_AIM OF THE EXERCISE_: Read the data and repeat it in full, exactly.
○ ○ ○
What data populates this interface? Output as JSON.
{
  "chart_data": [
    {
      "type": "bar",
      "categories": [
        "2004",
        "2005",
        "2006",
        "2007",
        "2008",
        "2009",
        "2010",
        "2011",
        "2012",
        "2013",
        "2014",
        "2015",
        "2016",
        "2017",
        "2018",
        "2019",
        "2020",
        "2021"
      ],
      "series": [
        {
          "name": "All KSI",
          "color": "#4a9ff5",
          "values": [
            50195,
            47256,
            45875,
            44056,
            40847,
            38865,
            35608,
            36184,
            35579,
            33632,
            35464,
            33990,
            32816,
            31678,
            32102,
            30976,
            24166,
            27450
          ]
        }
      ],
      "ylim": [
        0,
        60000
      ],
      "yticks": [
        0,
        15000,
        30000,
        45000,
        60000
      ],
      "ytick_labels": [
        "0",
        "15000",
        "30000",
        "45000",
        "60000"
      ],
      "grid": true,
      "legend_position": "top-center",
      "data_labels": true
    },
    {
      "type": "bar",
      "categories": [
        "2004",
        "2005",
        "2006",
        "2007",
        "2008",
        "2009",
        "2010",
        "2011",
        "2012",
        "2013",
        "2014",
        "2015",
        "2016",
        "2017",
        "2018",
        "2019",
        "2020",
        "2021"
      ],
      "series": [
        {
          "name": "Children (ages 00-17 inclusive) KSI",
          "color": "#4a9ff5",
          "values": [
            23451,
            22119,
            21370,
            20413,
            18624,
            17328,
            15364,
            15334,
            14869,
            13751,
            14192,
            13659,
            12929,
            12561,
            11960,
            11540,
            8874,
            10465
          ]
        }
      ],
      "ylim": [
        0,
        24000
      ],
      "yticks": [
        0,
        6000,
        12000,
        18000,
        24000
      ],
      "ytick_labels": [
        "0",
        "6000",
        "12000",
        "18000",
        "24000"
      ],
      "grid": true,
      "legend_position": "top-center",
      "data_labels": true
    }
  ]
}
○ ○ ○
_COMPLETED EXERCISE_:
What data populates this interface? Output as JSON.
{
  "chart_data": [
    {
      "type": "bar",
      "categories": [
        "2004",
        "2005",
        "2006",
        "2007",
        "2008",
        "2009",
        "2010",
        "2011",
        "2012",
        "2013",
        "2014",
        "2015",
        "2016",
        "2017",
        "2018",
        "2019",
        "2020",
        "2021"
      ],
      "series": [
        {
          "name": "All KSI",
          "color": "#4a9ff5",
          "values": [
            50195,
            47256,
            45875,
            44056,
            40847,
            38865,
            35608,
            36184,
            35579,
            33632,
            35464,
            33990,
            32816,
            31678,
            32102,
            30976,
            24166,
            27450
          ]
        }
      ],
      "ylim": [
        0,
        60000
      ],
      "yticks": [
        0,
        15000,
        30000,
        45000,
        60000
      ],
      "ytick_labels": [
        "0",
        "15000",
        "30000",
        "45000",
        "60000"
      ],
      "grid": true,
      "legend_position": "top-center",
      "data_labels": true
    },
    {
      "type": "bar",
      "categories": [
        "2004",
        "2005",
        "2006",
        "2007",
        "2008",
        "2009",
        "2010",
        "2011",
        "2012",
        "2013",
        "2014",
        "2015",
        "2016",
        "2017",
        "2018",
        "2019",
        "2020",
        "2021"
      ],
      "series": [
        {
          "name": "Children (ages 00-17 inclusive) KSI",
          "color": "#4a9ff5",
          "values": [
            23451,
            22119,
            21370,
            20413,
            18624,
            17328,
            15364,
            15334,
            14869,
            13751,
            14192,
            13659,
            12929,
            12561,
            11960,
            11540,
            8874,
            10465
          ]
        }
      ],
      "ylim": [
        0,
        24000
      ],
      "yticks": [
        0,
        6000,
        12000,
        18000,
        24000
      ],
      "ytick_labels": [
        "0",
        "6000",
        "12000",
        "18000",
        "24000"
      ],
      "grid": true,
      "legend_position": "top-center",
      "data_labels": true
    }
  ]
}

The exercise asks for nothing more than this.